- _SHORT PROBLEM_
Repeat each entry in full, exactly.

- _GIVEN DATA_
§ §

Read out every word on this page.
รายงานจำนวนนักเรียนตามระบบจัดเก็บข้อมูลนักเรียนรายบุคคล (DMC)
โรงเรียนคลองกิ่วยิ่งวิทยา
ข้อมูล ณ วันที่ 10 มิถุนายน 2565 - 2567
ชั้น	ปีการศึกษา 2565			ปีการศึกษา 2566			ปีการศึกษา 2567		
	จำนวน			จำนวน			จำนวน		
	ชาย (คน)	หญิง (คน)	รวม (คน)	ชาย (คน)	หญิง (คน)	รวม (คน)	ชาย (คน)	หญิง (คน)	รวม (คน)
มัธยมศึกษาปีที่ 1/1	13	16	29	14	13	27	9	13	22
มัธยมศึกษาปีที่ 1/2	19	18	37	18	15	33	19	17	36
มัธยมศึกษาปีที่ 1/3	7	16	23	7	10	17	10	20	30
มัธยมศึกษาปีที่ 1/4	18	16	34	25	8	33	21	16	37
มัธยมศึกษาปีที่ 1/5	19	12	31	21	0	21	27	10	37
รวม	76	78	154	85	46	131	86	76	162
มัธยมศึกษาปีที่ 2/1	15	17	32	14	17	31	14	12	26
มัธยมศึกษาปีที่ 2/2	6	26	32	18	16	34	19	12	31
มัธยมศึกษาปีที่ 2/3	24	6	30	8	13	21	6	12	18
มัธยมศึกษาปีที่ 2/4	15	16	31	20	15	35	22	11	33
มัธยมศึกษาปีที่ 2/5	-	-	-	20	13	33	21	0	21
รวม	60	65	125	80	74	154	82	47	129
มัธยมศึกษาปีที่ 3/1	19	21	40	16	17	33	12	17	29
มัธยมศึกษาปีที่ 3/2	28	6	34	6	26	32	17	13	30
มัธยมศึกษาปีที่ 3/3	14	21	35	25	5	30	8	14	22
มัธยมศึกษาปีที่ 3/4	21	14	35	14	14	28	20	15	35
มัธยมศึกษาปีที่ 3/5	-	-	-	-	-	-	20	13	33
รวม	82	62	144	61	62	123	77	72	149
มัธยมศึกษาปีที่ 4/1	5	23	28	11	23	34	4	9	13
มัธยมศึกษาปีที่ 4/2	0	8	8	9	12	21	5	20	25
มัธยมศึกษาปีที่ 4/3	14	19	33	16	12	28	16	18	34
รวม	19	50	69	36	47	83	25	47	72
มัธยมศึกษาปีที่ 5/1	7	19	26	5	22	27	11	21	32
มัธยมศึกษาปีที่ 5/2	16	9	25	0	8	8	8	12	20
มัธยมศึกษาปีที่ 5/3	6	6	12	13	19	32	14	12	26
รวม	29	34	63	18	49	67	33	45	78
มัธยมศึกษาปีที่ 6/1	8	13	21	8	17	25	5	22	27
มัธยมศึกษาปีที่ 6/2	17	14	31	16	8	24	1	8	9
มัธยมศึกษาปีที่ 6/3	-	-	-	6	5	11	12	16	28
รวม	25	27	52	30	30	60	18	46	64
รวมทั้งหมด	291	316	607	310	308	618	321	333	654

§ §

- _THE COMPLETED TASK_
Read out every word on this page.
รายงานจำนวนนักเรียนตามระบบจัดเก็บข้อมูลนักเรียนรายบุคคล (DMC)
โรงเรียนคลองกิ่วยิ่งวิทยา
ข้อมูล ณ วันที่ 10 มิถุนายน 2565 - 2567
ชั้น	ปีการศึกษา 2565			ปีการศึกษา 2566			ปีการศึกษา 2567		
	จำนวน			จำนวน			จำนวน		
	ชาย (คน)	หญิง (คน)	รวม (คน)	ชาย (คน)	หญิง (คน)	รวม (คน)	ชาย (คน)	หญิง (คน)	รวม (คน)
มัธยมศึกษาปีที่ 1/1	13	16	29	14	13	27	9	13	22
มัธยมศึกษาปีที่ 1/2	19	18	37	18	15	33	19	17	36
มัธยมศึกษาปีที่ 1/3	7	16	23	7	10	17	10	20	30
มัธยมศึกษาปีที่ 1/4	18	16	34	25	8	33	21	16	37
มัธยมศึกษาปีที่ 1/5	19	12	31	21	0	21	27	10	37
รวม	76	78	154	85	46	131	86	76	162
มัธยมศึกษาปีที่ 2/1	15	17	32	14	17	31	14	12	26
มัธยมศึกษาปีที่ 2/2	6	26	32	18	16	34	19	12	31
มัธยมศึกษาปีที่ 2/3	24	6	30	8	13	21	6	12	18
มัธยมศึกษาปีที่ 2/4	15	16	31	20	15	35	22	11	33
มัธยมศึกษาปีที่ 2/5	-	-	-	20	13	33	21	0	21
รวม	60	65	125	80	74	154	82	47	129
มัธยมศึกษาปีที่ 3/1	19	21	40	16	17	33	12	17	29
มัธยมศึกษาปีที่ 3/2	28	6	34	6	26	32	17	13	30
มัธยมศึกษาปีที่ 3/3	14	21	35	25	5	30	8	14	22
มัธยมศึกษาปีที่ 3/4	21	14	35	14	14	28	20	15	35
มัธยมศึกษาปีที่ 3/5	-	-	-	-	-	-	20	13	33
รวม	82	62	144	61	62	123	77	72	149
มัธยมศึกษาปีที่ 4/1	5	23	28	11	23	34	4	9	13
มัธยมศึกษาปีที่ 4/2	0	8	8	9	12	21	5	20	25
มัธยมศึกษาปีที่ 4/3	14	19	33	16	12	28	16	18	34
รวม	19	50	69	36	47	83	25	47	72
มัธยมศึกษาปีที่ 5/1	7	19	26	5	22	27	11	21	32
มัธยมศึกษาปีที่ 5/2	16	9	25	0	8	8	8	12	20
มัธยมศึกษาปีที่ 5/3	6	6	12	13	19	32	14	12	26
รวม	29	34	63	18	49	67	33	45	78
มัธยมศึกษาปีที่ 6/1	8	13	21	8	17	25	5	22	27
มัธยมศึกษาปีที่ 6/2	17	14	31	16	8	24	1	8	9
มัธยมศึกษาปีที่ 6/3	-	-	-	6	5	11	12	16	28
รวม	25	27	52	30	30	60	18	46	64
รวมทั้งหมด	291	316	607	310	308	618	321	333	654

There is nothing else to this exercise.